In the records below, find each line with the word "project" and copy it.

- INFORMATION GIVEN
-------------------------
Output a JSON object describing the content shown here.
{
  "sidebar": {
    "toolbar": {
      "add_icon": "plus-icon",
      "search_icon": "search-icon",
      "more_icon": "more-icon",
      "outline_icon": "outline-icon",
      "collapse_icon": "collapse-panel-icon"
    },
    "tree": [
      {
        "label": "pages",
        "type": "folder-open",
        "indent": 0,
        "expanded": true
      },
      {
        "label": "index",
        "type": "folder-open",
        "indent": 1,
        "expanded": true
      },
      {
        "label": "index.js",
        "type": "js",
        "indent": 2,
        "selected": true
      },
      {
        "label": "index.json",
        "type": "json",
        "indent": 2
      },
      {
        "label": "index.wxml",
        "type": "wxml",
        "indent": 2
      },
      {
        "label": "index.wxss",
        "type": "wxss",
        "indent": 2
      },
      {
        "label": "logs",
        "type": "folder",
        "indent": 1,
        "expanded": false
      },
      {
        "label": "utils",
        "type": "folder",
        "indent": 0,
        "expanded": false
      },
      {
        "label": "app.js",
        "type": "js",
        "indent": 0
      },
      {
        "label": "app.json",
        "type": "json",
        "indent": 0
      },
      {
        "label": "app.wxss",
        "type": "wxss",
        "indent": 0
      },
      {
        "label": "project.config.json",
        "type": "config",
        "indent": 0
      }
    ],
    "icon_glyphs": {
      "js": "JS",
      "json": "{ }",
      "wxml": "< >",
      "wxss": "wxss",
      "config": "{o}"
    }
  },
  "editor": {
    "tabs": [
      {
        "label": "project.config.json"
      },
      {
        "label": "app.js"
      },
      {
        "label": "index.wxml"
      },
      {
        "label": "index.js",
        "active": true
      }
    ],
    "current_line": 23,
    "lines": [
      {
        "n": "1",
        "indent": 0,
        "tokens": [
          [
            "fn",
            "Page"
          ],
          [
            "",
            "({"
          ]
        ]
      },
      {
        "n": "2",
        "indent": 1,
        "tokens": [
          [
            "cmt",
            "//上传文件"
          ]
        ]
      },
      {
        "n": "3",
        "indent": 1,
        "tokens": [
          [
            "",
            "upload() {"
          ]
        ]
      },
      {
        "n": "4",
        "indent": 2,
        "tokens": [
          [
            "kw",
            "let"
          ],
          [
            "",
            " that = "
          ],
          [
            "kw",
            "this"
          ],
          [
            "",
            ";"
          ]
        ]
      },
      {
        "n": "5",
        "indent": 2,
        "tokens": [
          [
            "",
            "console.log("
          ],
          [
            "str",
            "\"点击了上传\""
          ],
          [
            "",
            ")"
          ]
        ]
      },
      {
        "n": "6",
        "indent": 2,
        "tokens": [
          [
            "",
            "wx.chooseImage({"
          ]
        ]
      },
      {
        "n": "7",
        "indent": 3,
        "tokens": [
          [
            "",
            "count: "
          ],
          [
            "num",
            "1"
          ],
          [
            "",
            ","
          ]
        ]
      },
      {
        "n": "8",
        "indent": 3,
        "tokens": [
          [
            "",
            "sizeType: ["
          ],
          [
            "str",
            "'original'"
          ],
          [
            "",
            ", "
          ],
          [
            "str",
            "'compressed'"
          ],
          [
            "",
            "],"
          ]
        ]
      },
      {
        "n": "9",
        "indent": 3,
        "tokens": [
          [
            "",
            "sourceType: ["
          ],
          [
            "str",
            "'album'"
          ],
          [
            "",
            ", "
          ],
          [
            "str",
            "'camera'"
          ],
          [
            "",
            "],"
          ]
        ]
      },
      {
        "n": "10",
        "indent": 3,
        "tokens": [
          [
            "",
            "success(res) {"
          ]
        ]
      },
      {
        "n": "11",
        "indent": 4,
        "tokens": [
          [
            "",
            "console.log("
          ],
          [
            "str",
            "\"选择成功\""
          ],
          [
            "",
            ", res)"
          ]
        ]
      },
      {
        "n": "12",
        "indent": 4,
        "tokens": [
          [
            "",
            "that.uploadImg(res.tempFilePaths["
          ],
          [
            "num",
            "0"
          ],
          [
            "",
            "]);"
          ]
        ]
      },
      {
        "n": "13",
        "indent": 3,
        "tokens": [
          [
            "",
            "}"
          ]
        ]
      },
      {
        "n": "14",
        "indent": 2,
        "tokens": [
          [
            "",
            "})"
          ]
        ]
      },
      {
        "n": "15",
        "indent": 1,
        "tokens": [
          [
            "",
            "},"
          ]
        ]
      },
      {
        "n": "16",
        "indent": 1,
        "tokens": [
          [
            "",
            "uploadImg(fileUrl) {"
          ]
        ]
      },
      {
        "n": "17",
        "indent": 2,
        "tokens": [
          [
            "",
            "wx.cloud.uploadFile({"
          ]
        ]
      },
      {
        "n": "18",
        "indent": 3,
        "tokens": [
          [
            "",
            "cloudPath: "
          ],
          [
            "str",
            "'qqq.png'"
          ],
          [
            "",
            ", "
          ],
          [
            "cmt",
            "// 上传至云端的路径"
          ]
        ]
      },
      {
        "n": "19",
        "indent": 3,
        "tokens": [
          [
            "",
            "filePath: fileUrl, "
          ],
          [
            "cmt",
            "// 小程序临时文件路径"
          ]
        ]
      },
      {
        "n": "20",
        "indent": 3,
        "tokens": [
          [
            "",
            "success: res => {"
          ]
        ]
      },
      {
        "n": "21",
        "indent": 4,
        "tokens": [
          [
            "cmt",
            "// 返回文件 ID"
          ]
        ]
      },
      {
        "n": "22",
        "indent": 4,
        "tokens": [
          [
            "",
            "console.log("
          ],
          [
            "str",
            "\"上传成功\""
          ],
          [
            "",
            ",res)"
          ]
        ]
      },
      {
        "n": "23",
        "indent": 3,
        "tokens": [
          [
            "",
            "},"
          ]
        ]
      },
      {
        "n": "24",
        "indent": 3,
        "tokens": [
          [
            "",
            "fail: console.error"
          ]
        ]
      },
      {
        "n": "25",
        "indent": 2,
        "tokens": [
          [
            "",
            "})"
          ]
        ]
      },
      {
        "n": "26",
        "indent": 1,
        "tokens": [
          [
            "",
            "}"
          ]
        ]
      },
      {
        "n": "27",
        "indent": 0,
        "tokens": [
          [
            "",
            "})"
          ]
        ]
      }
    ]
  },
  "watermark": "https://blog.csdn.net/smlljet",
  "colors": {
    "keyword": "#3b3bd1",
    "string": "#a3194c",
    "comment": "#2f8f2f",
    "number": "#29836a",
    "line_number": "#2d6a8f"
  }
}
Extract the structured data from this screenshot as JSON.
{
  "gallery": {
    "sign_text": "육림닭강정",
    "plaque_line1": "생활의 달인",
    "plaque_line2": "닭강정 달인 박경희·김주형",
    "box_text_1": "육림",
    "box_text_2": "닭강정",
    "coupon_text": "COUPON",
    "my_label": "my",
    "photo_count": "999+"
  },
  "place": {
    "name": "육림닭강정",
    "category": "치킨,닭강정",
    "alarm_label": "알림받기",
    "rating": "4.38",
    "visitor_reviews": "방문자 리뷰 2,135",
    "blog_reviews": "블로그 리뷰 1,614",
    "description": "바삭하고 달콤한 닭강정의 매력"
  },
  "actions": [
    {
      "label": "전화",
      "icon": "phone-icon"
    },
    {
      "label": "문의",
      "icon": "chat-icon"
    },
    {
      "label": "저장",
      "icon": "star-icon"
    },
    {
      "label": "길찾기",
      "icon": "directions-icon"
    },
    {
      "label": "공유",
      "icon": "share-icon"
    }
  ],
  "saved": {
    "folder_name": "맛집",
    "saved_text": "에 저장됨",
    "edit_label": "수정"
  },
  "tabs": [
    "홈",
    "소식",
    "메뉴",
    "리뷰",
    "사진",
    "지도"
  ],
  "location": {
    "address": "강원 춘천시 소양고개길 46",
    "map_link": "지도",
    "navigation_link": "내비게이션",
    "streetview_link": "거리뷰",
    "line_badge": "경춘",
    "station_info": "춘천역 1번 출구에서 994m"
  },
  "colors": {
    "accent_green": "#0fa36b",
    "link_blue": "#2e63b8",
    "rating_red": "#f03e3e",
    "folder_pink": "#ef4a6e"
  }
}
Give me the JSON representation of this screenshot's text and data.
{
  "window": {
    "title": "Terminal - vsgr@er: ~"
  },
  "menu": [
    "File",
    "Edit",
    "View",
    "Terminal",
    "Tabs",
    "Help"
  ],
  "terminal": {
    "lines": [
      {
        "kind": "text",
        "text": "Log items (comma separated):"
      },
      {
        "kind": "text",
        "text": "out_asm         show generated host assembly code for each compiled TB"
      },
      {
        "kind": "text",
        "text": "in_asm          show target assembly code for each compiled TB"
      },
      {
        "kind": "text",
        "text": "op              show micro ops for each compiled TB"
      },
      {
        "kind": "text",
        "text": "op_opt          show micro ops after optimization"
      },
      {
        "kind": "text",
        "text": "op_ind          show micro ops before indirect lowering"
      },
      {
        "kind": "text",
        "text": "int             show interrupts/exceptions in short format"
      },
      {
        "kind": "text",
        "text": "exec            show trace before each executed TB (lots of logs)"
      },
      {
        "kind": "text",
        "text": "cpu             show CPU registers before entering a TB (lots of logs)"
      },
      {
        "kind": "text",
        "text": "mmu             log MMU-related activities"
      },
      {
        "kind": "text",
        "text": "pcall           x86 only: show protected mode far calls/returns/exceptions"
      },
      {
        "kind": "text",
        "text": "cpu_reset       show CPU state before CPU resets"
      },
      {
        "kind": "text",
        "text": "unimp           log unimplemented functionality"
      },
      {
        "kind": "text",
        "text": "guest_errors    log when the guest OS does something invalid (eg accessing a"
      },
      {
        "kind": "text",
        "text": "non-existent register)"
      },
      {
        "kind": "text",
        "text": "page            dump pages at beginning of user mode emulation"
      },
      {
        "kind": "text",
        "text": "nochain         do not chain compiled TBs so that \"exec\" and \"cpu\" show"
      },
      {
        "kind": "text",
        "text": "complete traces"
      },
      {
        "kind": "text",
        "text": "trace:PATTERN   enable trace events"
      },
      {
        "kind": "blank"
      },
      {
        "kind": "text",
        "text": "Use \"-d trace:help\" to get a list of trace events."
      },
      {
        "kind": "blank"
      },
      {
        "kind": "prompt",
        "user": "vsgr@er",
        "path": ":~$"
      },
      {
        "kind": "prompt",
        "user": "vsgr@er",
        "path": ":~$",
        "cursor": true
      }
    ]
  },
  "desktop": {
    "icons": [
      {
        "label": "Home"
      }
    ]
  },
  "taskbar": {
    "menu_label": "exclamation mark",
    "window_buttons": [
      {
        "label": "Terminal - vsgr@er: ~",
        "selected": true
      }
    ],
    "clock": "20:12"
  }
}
-------------------------
- THE ANSWER
        "label": "project.config.json",
        "label": "project.config.json"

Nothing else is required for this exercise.